Document extract –
ISSN 1671-3710
CN 11-4766/R

心理科学进展 ›› 2023, Vol. 31 ›› Issue (4): 507-518.doi: 10.3724/SP.J.1042.2023.00507

• 研究方法 •    下一篇


方俊燕1, 温忠麟2()   

  1. 1广州体育学院休闲体育与管理学院, 广州 510500
    2华南师范大学心理学院/心理应用研究中心, 广州 510631
  • 收稿日期:2022-06-21 出版日期:2023-04-15 发布日期:2022-12-30
  • 通讯作者: 温忠麟
  • 基金资助:

The endogeneity issue in longitudinal research: Sources and solutions

FANG Junyan1, WEN Zhonglin2()   

  1. 1School of Leisure Sports and Management, Guangzhou Sport University, Guangzhou 510500, China
    2School of Psychology/Center for Studies of Psychological Application, South China Normal University, Guangzhou 510631, China
  • Received:2022-06-21 Online:2023-04-15 Published:2022-12-30
  • Contact: WEN Zhonglin


相对于横断研究, 追踪研究中更有可能同时存在多种内生性问题来源。双变量追踪研究在心理学因果分析中发挥了重要的作用, 然而其中的内生性问题却未得到应有的关注, 这可能会影响推论的准确性。追踪研究中内生性问题的来源视乎模型而定, 主要包括遗漏变量、变量选择和样本选择、解释变量的测量误差、动态面板和变量之间的相互关系。本文以代表性追踪模型CLPM为例, 展示了内生性问题的影响, 讨论了在原模型中运用工具变量来建模以应对内生性问题的可行性, 目的是使心理学研究者能够关注追踪研究中的内生性问题, 更好地运用追踪模型进行因果分析。

关键词: 内生性问题, 追踪研究, 交叉滞后面板模型, 工具变量


Longitudinal cross-lagged models have been widely used to analyze causal relations in behavioral and psychological sciences, and the cross-lagged panel model (CLPM) is common and important. The CLPM and related panel data models usually consist of two kinds of regression relations: (a) the autoregressive effects of a variable from its prior state (an earlier time point) to its current state (present time point) and (b) the cross-lagged effects of one variable at the prior state to another variable at the current state. These effects between the two constructs provide the foundation and crucial information in deciding on their diachronic causation. Importantly, in contrast to general regression models, a CLPM consists of a complex set of regression equations, making it more susceptible to endogeneity-related problems.
Endogeneity is a critical concern in regression analyses, which refers to situations when an explanatory variable is correlated with the residual (error) of its regression equation. It will likely lead to over- or under-estimated bias with commonly used estimators. Endogeneity is a critical concern when using regression models to analyze observational data to make causal claims. The CLPM determines diachronic causation based on two kinds of regression effects (autoregressive and cross-lagged paths). Despite its vulnerability to endogeneity, this issue has received little attention and requires systematic analyses.
The current study focuses on issues related to endogeneity in the CLPM. We first clarify the main sources of endogeneity problems. Then, we systematically analyze different endogeneity issues in the CLPM. Lastly, we provide an empirical example to illustrate the use of the instrumental variables (IV) method in the CLPM.

To-do list –
a) From the abstract on endogeneity in longitudinal research, list in order the steps the current study says it takes.
b) Continue the abstract on endogeneity in longitudinal research from its final sentence.

Extracted entries –
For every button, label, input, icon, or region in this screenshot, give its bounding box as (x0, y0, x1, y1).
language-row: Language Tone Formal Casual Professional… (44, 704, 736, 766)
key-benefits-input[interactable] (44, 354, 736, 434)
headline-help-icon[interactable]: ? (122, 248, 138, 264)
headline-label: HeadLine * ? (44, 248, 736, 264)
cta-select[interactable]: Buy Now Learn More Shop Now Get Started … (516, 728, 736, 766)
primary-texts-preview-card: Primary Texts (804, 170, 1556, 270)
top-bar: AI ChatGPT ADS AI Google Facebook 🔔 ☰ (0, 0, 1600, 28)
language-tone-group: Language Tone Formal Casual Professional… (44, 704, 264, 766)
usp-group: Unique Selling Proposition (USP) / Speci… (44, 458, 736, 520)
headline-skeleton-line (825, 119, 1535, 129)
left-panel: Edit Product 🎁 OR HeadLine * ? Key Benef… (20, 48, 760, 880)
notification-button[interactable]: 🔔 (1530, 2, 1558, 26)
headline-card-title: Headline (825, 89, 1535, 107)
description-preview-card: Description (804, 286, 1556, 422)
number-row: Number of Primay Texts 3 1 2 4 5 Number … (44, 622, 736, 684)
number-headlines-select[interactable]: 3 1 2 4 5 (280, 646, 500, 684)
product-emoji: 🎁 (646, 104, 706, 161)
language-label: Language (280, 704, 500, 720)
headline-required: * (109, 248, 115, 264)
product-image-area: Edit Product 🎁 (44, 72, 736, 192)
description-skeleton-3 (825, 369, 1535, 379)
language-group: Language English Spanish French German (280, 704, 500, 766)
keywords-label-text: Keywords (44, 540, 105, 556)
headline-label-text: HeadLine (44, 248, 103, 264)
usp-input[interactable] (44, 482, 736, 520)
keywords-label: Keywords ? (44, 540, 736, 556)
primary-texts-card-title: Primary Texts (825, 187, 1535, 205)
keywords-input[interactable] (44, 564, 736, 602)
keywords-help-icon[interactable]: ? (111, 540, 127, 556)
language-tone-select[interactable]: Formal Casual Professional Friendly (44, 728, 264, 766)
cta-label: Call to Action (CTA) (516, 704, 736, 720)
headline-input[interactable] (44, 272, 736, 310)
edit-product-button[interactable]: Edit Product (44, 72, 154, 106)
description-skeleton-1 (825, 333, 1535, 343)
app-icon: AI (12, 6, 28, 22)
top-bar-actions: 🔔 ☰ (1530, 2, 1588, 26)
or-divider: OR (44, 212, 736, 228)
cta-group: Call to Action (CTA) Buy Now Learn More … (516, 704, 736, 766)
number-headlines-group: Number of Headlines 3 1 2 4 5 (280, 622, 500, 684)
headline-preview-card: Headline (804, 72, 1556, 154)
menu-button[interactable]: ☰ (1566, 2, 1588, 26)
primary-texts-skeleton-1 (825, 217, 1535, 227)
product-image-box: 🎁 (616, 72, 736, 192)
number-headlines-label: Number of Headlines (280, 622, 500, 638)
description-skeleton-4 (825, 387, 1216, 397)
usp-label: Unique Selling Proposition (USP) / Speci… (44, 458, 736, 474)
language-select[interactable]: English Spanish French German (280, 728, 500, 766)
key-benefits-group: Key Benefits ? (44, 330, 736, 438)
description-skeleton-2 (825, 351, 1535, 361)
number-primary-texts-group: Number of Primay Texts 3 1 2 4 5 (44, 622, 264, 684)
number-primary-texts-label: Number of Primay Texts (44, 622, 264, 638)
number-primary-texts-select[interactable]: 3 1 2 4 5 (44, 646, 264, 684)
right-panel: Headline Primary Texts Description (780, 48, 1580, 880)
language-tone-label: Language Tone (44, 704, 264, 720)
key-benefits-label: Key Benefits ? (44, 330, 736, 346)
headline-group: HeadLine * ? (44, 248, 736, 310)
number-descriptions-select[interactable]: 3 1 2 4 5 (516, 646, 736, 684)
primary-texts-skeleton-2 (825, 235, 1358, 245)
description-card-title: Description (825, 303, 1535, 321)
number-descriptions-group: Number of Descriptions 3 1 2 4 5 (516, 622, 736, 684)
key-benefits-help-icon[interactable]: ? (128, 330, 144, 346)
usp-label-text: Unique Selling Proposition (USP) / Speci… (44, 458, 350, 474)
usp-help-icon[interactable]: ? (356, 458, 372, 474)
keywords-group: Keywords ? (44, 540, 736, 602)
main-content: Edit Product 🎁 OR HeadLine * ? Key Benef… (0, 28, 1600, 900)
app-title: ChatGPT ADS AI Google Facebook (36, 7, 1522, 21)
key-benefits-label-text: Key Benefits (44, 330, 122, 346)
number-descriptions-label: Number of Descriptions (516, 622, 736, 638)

Task results –
a)
1. It clarifies the main sources of endogeneity problems.
2. It systematically analyzes different endogeneity issues in the CLPM.
3. It provides an empirical example to illustrate the use of the instrumental variables (IV) method in the CLPM.

b)
IV originates from econometrics and refers to the predictor of a predictor. The IV method is probably the most popular approach while dealing with endogeneity. Researchers often incorporate suitable IVs in the model to provide unbiased estimates and alleviate the endogeneity concerns. The model implied IVs (MIIVs) have been frequently used in empirical studies. A MIIV is an IV identified within the model. The MIIVs offer a promising way to deal with endogeneity in longitudinal analyses. Typically, a MIIV is a chronologically prior observation of an exogenous variable in the model. Currently, applications with IV are underutilized in psychological research. This paper tries to illustrate the use of MIIV in the CLPM by an empirical example.
To our knowledge, this is the first study to discuss endogeneity issues in the CLPM and explore the performances of MIIV in the longitudinal cross-lagged model. We find that common possible sources of endogeneity in the CLPM are: omitted variables, dynamic panel, and reciprocal relation. The omitted variables are ubiquitous in all empirical research and the omitted variable problem will affect the estimation of cross-lagged analyses. For the dynamic panel, “dynamic” refers to the use of the prior outcome as a predictor. Including the effects of this lagged outcome increases the probability of the explanatory variable being related to the residual. Besides, biases could arise from the reciprocal relation, which is also known as the feedback relation, simultaneity, or simultaneous causality.
We conclude, first, there are various types of endogeneity in the CLPM, including the omitted variables, dynamic panel, and reciprocal relation. Second, endogeneity could distort the estimation of cross-lagged effects in the CLPM. Lastly, MIIV is a promising technique to tackle endogeneity issues in the CLPM. For future research, it would be interesting to explore the performance of MIIV in models extended from the CLPM. They may include the Random Intercept-CLPM, the Latent Cure Model with Structured Residuals (LCM-SR), and the Latent Change Score Model (LCS).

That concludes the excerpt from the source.